[[ Selected excerpt, beginning ]]

Indeed, the first episode seemed to have been assembled entirely from pub anecdotes. Come to think of it, much contemporary British TV drama seems to aspire to the condition of the pub anecdote (It’s so real, Tristram!), but that’s a whole other column. What struck me about No Angels was how faithfully it represented some quite clichéd prejudices about doctors and nurses.
The central story concerned the abortive relationship between likeable but dippy nurse Kate and the son-of-a-bitch SHO Jamie, who bedded her then avoided her and finally blamed her for his own mistake that led to the death of a teenage girl. While such irresponsibility is shocking (if only because of fine acting by Kaye Wragg and Derek Riddell), it is also entirely in keeping with contemporary cynicism about the medical profession (think Hear the Silence), and the fact that Jamie is a male chauvinist pig into the bargain only gives the cliché a timeless quality.
No Angels is from Tony Garnett’s World Productions, who brought us The Cops and Buried, so no doubt things will get a little more interesting as the series develops, but it will be a challenge to rise above the facetious tone established in the opening episode, not to mention the advertising (‘Get it on the NHS’).
Anyway, Jamie has nothing on Christian in Nip/Tuck (Sky One, Tuesdays at 10pm), who this week tries to swap his girlfriend for a Lamborghini. Since I last wrote about the series (1), things have gone from cooky to baroque. Apart from Christian’s continued debauchery, family man Sean is having an affair too, his wife is still flirting with a younger man who may be a gigolo, their son (of the DIY circumcision) is engaging in ‘three-way’ sessions with his girlfriend and her girlfriend, and this week the lesbian anaesthesiologist has a thing with a pre-operative transsexual. Phew.

[[ Selected excerpt, end ]]
[[ Listed records, beginning ]]

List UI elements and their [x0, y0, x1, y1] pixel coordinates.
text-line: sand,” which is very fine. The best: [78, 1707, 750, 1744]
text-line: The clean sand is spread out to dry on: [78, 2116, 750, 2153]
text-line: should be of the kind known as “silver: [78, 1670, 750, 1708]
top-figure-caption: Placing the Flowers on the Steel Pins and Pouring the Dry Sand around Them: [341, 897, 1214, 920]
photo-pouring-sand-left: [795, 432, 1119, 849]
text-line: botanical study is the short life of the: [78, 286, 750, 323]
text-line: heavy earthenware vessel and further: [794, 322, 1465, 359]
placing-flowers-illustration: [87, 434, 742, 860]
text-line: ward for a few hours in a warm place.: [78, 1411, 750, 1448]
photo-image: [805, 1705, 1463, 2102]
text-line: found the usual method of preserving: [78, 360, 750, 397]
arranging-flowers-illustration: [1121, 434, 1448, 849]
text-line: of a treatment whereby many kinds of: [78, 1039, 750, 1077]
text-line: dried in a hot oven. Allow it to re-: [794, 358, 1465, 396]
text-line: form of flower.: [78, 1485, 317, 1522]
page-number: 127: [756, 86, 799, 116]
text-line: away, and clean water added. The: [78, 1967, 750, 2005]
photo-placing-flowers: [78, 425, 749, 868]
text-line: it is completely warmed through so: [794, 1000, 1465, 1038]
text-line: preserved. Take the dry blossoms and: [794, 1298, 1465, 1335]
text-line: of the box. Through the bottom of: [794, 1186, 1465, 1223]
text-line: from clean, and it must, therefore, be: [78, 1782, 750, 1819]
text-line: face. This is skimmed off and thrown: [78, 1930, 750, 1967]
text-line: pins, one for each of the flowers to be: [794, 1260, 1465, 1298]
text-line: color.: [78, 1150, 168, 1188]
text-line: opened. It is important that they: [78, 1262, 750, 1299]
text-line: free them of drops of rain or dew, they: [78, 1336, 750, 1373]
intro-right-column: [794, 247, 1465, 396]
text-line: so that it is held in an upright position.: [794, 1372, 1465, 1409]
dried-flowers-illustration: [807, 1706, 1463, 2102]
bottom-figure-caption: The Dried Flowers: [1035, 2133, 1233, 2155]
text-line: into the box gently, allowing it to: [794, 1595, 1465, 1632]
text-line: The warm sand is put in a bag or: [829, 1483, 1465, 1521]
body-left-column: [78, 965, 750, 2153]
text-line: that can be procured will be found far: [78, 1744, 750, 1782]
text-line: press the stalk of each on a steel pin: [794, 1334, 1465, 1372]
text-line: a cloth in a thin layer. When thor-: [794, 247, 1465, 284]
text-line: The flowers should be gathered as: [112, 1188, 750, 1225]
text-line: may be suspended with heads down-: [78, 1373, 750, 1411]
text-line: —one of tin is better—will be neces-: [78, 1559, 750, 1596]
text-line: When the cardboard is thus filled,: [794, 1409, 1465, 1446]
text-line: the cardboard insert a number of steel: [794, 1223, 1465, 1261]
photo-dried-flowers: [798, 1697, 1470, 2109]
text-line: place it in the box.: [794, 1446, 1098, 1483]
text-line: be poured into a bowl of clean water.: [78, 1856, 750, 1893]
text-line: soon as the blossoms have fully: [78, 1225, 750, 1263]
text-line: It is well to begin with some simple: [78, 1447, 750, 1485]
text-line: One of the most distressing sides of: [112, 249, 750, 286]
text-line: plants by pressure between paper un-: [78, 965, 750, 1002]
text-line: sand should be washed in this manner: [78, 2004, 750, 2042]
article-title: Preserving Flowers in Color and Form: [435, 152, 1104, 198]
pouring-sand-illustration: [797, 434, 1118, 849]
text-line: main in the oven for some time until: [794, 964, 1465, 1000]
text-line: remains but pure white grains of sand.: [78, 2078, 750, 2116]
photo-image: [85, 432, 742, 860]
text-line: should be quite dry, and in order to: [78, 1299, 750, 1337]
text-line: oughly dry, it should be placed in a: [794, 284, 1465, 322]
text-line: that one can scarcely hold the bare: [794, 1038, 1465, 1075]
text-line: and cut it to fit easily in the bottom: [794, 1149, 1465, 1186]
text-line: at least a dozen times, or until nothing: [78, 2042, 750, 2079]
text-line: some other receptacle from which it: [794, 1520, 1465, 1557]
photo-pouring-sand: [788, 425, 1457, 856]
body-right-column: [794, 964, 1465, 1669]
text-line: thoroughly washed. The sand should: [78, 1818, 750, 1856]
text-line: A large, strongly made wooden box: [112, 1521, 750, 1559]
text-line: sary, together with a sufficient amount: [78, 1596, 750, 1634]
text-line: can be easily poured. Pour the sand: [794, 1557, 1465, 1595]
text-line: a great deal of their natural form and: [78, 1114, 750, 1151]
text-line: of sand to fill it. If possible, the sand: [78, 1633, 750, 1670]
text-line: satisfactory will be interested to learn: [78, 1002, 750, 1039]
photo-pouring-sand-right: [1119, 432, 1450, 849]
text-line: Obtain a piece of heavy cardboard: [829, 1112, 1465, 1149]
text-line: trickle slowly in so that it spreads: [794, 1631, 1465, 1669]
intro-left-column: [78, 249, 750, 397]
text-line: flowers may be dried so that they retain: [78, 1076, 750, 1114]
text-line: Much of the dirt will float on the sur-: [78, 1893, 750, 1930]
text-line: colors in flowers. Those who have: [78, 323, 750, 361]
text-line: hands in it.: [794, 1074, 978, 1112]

[[ Listed records, end ]]

## About this exercise
In the television review, rewrite the passage from "No Angels is" up to and including "on the NHS’).", changing "challenge" to "struggle".

## Result below
No Angels is from Tony Garnett’s World Productions, who brought us The Cops and Buried, so no doubt things will get a little more interesting as the series develops, but it will be a struggle to rise above the facetious tone established in the opening episode, not to mention the advertising (‘Get it on the NHS’).